* start SUPPLIED RECORDS *

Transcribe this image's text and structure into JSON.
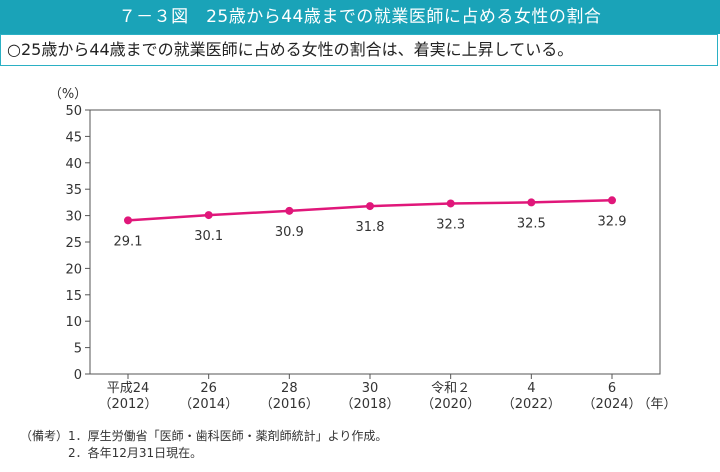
{
  "title": "７－３図　25歳から44歳までの就業医師に占める女性の割合",
  "summary": "○25歳から44歳までの就業医師に占める女性の割合は、着実に上昇している。",
  "chart_data": {
    "type": "line",
    "y_unit": "（%）",
    "x_unit": "（年）",
    "ylim": [
      0,
      50
    ],
    "y_ticks": [
      "0",
      "5",
      "10",
      "15",
      "20",
      "25",
      "30",
      "35",
      "40",
      "45",
      "50"
    ],
    "categories": [
      {
        "era": "平成24",
        "year": "（2012）"
      },
      {
        "era": "26",
        "year": "（2014）"
      },
      {
        "era": "28",
        "year": "（2016）"
      },
      {
        "era": "30",
        "year": "（2018）"
      },
      {
        "era": "令和２",
        "year": "（2020）"
      },
      {
        "era": "4",
        "year": "（2022）"
      },
      {
        "era": "6",
        "year": "（2024）"
      }
    ],
    "series": [
      {
        "values": [
          29.1,
          30.1,
          30.9,
          31.8,
          32.3,
          32.5,
          32.9
        ],
        "color": "#e0177a"
      }
    ],
    "data_labels": [
      "29.1",
      "30.1",
      "30.9",
      "31.8",
      "32.3",
      "32.5",
      "32.9"
    ],
    "grid": false
  },
  "notes": {
    "label": "（備考）",
    "items": [
      "1．厚生労働省「医師・歯科医師・薬剤師統計」より作成。",
      "2．各年12月31日現在。"
    ]
  }
}
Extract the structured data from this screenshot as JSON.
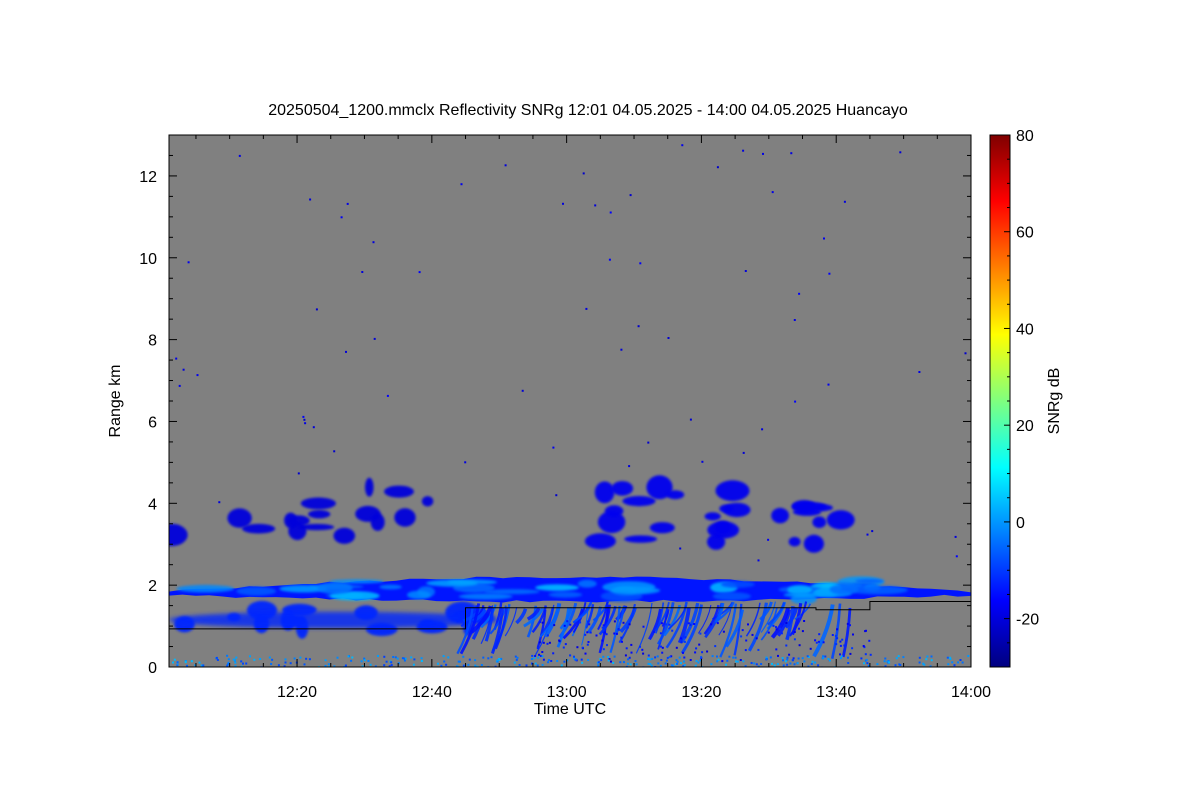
{
  "chart_data": {
    "type": "heatmap",
    "title": "20250504_1200.mmclx Reflectivity SNRg   12:01 04.05.2025 - 14:00 04.05.2025 Huancayo",
    "xlabel": "Time UTC",
    "ylabel": "Range km",
    "x_range": [
      "12:01",
      "14:00"
    ],
    "x_ticks": [
      {
        "value": "12:20",
        "label": "12:20"
      },
      {
        "value": "12:40",
        "label": "12:40"
      },
      {
        "value": "13:00",
        "label": "13:00"
      },
      {
        "value": "13:20",
        "label": "13:20"
      },
      {
        "value": "13:40",
        "label": "13:40"
      },
      {
        "value": "14:00",
        "label": "14:00"
      }
    ],
    "ylim": [
      0,
      13
    ],
    "y_ticks": [
      {
        "value": 0,
        "label": "0"
      },
      {
        "value": 2,
        "label": "2"
      },
      {
        "value": 4,
        "label": "4"
      },
      {
        "value": 6,
        "label": "6"
      },
      {
        "value": 8,
        "label": "8"
      },
      {
        "value": 10,
        "label": "10"
      },
      {
        "value": 12,
        "label": "12"
      }
    ],
    "colorbar": {
      "label": "SNRg dB",
      "range": [
        -30,
        80
      ],
      "ticks": [
        {
          "value": -20,
          "label": "-20"
        },
        {
          "value": 0,
          "label": "0"
        },
        {
          "value": 20,
          "label": "20"
        },
        {
          "value": 40,
          "label": "40"
        },
        {
          "value": 60,
          "label": "60"
        },
        {
          "value": 80,
          "label": "80"
        }
      ],
      "colormap": [
        "#00007f",
        "#0000ff",
        "#007fff",
        "#00ffff",
        "#7fff7f",
        "#ffff00",
        "#ff7f00",
        "#ff0000",
        "#7f0000"
      ]
    },
    "background_color": "#808080",
    "echo_layers": [
      {
        "name": "main-layer",
        "t_start": "12:01",
        "t_end": "14:00",
        "base_km": 1.6,
        "top_km": 2.2,
        "snr_db": -5
      },
      {
        "name": "mid-layer-left",
        "t_start": "12:01",
        "t_end": "12:50",
        "base_km": 0.9,
        "top_km": 1.4,
        "snr_db": -12
      },
      {
        "name": "fallstreaks",
        "t_start": "12:45",
        "t_end": "13:45",
        "base_km": 0.2,
        "top_km": 1.6,
        "snr_db": -15
      },
      {
        "name": "upper-cells",
        "t_start": "13:05",
        "t_end": "13:42",
        "base_km": 3.0,
        "top_km": 4.4,
        "snr_db": -18
      },
      {
        "name": "upper-patches-left",
        "t_start": "12:01",
        "t_end": "12:40",
        "base_km": 3.2,
        "top_km": 4.4,
        "snr_db": -20
      },
      {
        "name": "surface-clutter",
        "t_start": "12:01",
        "t_end": "14:00",
        "base_km": 0.0,
        "top_km": 0.3,
        "snr_db": -10
      }
    ],
    "cloud_base_line": [
      {
        "t": "12:01",
        "km": 0.93
      },
      {
        "t": "12:45",
        "km": 0.93
      },
      {
        "t": "12:45",
        "km": 1.45
      },
      {
        "t": "13:37",
        "km": 1.45
      },
      {
        "t": "13:37",
        "km": 1.4
      },
      {
        "t": "13:45",
        "km": 1.4
      },
      {
        "t": "13:45",
        "km": 1.6
      },
      {
        "t": "14:00",
        "km": 1.6
      }
    ]
  }
}
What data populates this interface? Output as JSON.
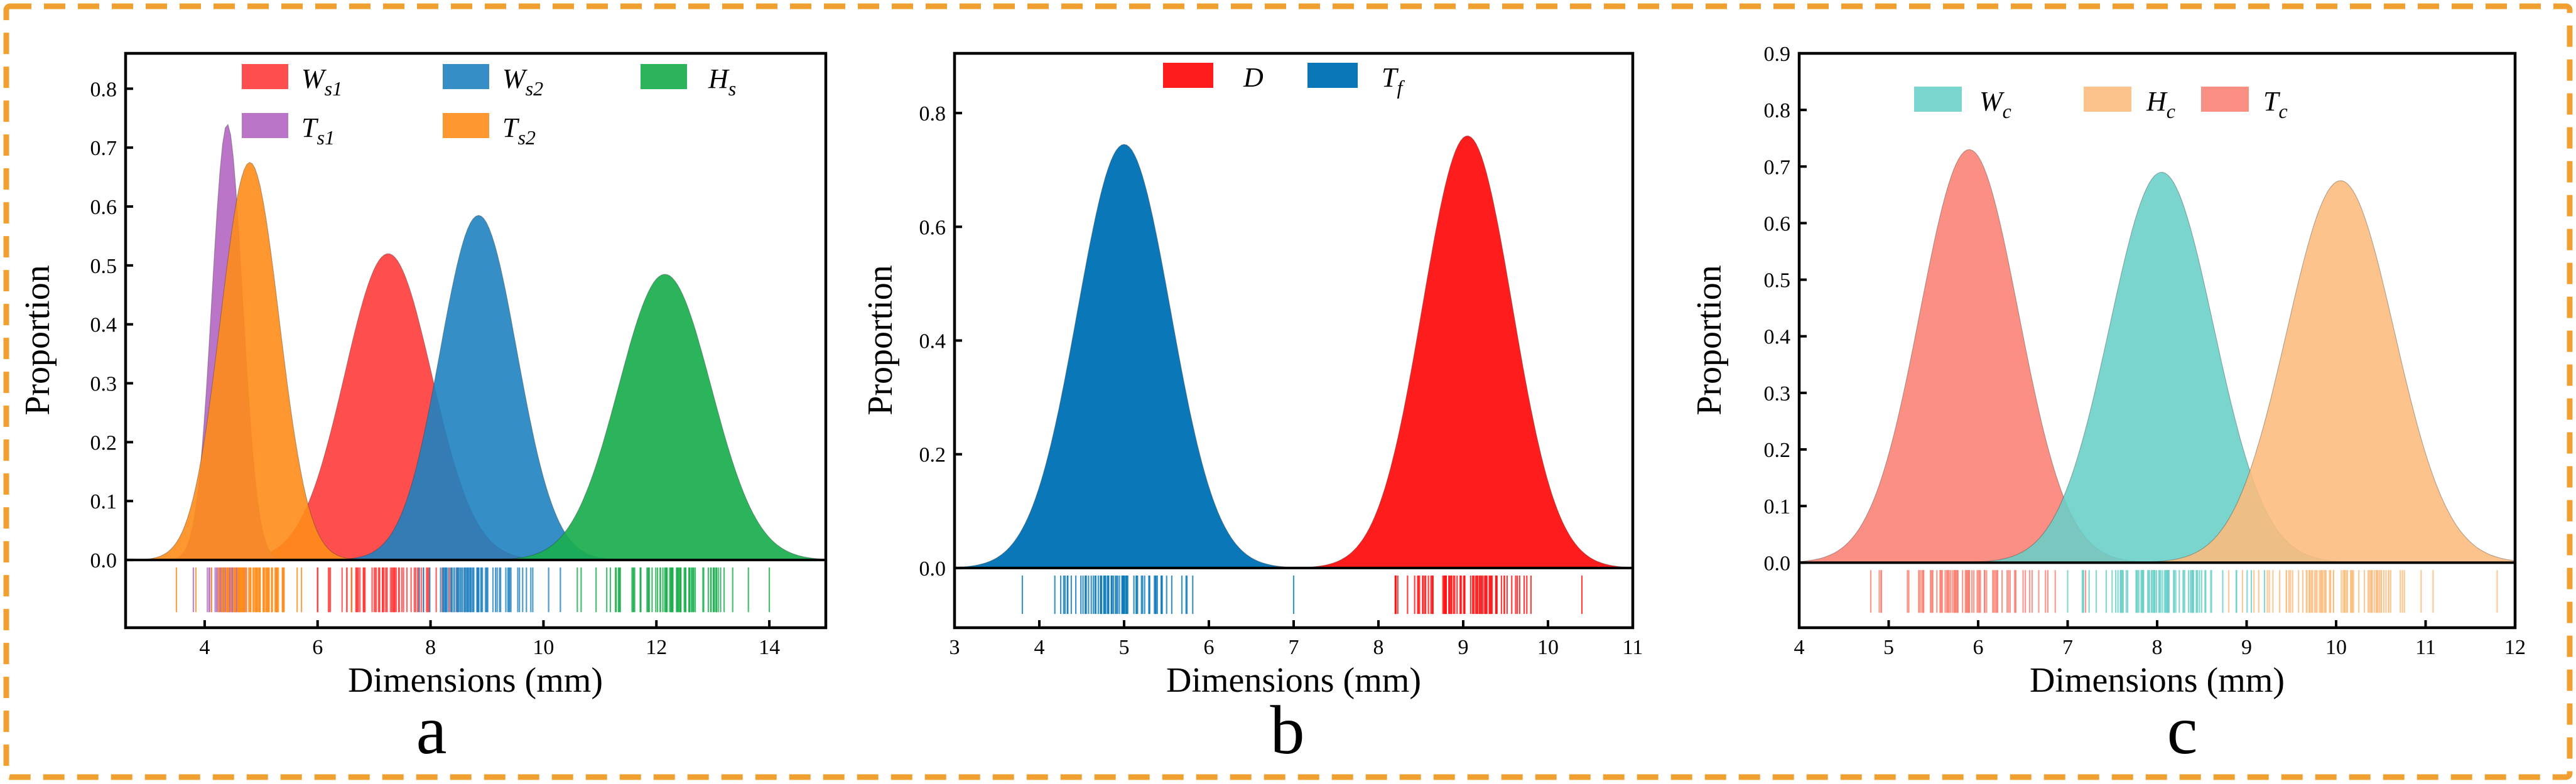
{
  "chart_data": [
    {
      "type": "area",
      "panel_label": "a",
      "title": "",
      "xlabel": "Dimensions (mm)",
      "ylabel": "Proportion",
      "xlim": [
        2.6,
        15.0
      ],
      "ylim": [
        -0.115,
        0.86
      ],
      "xticks": [
        4,
        6,
        8,
        10,
        12,
        14
      ],
      "yticks": [
        0.0,
        0.1,
        0.2,
        0.3,
        0.4,
        0.5,
        0.6,
        0.7,
        0.8
      ],
      "legend_position": "top",
      "legend_columns": 3,
      "series": [
        {
          "id": "Ws1",
          "main": "W",
          "sub": "s1",
          "mean": 7.25,
          "sd": 0.77,
          "peak": 0.52,
          "color": "#ff3b3b",
          "opacity": 0.9,
          "rug_range": [
            6.0,
            8.6
          ],
          "rug_count": 70
        },
        {
          "id": "Ws2",
          "main": "W",
          "sub": "s2",
          "mean": 8.85,
          "sd": 0.68,
          "peak": 0.585,
          "color": "#1f82c0",
          "opacity": 0.9,
          "rug_range": [
            7.8,
            10.3
          ],
          "rug_count": 70
        },
        {
          "id": "Hs",
          "main": "H",
          "sub": "s",
          "mean": 12.15,
          "sd": 0.82,
          "peak": 0.485,
          "color": "#1aae4e",
          "opacity": 0.92,
          "rug_range": [
            10.6,
            14.0
          ],
          "rug_count": 80
        },
        {
          "id": "Ts1",
          "main": "T",
          "sub": "s1",
          "mean": 4.4,
          "sd": 0.27,
          "peak": 0.74,
          "color": "#b366c2",
          "opacity": 0.9,
          "rug_range": [
            3.8,
            5.4
          ],
          "rug_count": 40
        },
        {
          "id": "Ts2",
          "main": "T",
          "sub": "s2",
          "mean": 4.8,
          "sd": 0.52,
          "peak": 0.675,
          "color": "#ff8c1a",
          "opacity": 0.9,
          "rug_range": [
            3.5,
            6.6
          ],
          "rug_count": 80
        }
      ]
    },
    {
      "type": "area",
      "panel_label": "b",
      "title": "",
      "xlabel": "Dimensions (mm)",
      "ylabel": "Proportion",
      "xlim": [
        3.0,
        11.0
      ],
      "ylim": [
        -0.105,
        0.905
      ],
      "xticks": [
        3,
        4,
        5,
        6,
        7,
        8,
        9,
        10,
        11
      ],
      "yticks": [
        0.0,
        0.2,
        0.4,
        0.6,
        0.8
      ],
      "legend_position": "top",
      "legend_columns": 2,
      "series": [
        {
          "id": "D",
          "main": "D",
          "sub": "",
          "mean": 9.05,
          "sd": 0.53,
          "peak": 0.76,
          "color": "#ff1010",
          "opacity": 0.95,
          "rug_range": [
            8.2,
            10.4
          ],
          "rug_count": 80
        },
        {
          "id": "Tf",
          "main": "T",
          "sub": "f",
          "mean": 5.0,
          "sd": 0.55,
          "peak": 0.745,
          "color": "#0a78b8",
          "opacity": 1.0,
          "rug_range": [
            3.8,
            7.0
          ],
          "rug_count": 75
        }
      ]
    },
    {
      "type": "area",
      "panel_label": "c",
      "title": "",
      "xlabel": "Dimensions (mm)",
      "ylabel": "Proportion",
      "xlim": [
        4.0,
        12.0
      ],
      "ylim": [
        -0.115,
        0.9
      ],
      "xticks": [
        4,
        5,
        6,
        7,
        8,
        9,
        10,
        11,
        12
      ],
      "yticks": [
        0.0,
        0.1,
        0.2,
        0.3,
        0.4,
        0.5,
        0.6,
        0.7,
        0.8,
        0.9
      ],
      "legend_position": "top",
      "legend_columns": 3,
      "series": [
        {
          "id": "Tc",
          "main": "T",
          "sub": "c",
          "mean": 5.9,
          "sd": 0.55,
          "peak": 0.73,
          "color": "#fb7f72",
          "opacity": 0.88,
          "rug_range": [
            4.8,
            7.2
          ],
          "rug_count": 80
        },
        {
          "id": "Wc",
          "main": "W",
          "sub": "c",
          "mean": 8.05,
          "sd": 0.58,
          "peak": 0.69,
          "color": "#68cfc8",
          "opacity": 0.88,
          "rug_range": [
            7.0,
            9.2
          ],
          "rug_count": 80
        },
        {
          "id": "Hc",
          "main": "H",
          "sub": "c",
          "mean": 10.05,
          "sd": 0.6,
          "peak": 0.675,
          "color": "#fdbb7c",
          "opacity": 0.88,
          "rug_range": [
            8.8,
            11.8
          ],
          "rug_count": 75
        }
      ]
    }
  ]
}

* end SUPPLIED RECORDS *

● **TASK GOAL**:
Search the lines for "JSON". Copy each line that has it.

● **ANSWER TO THE EXERCISE**:
Transcribe this image's text and structure into JSON.
Extract the structured data from this screenshot as JSON.
What data populates this interface? Output as JSON.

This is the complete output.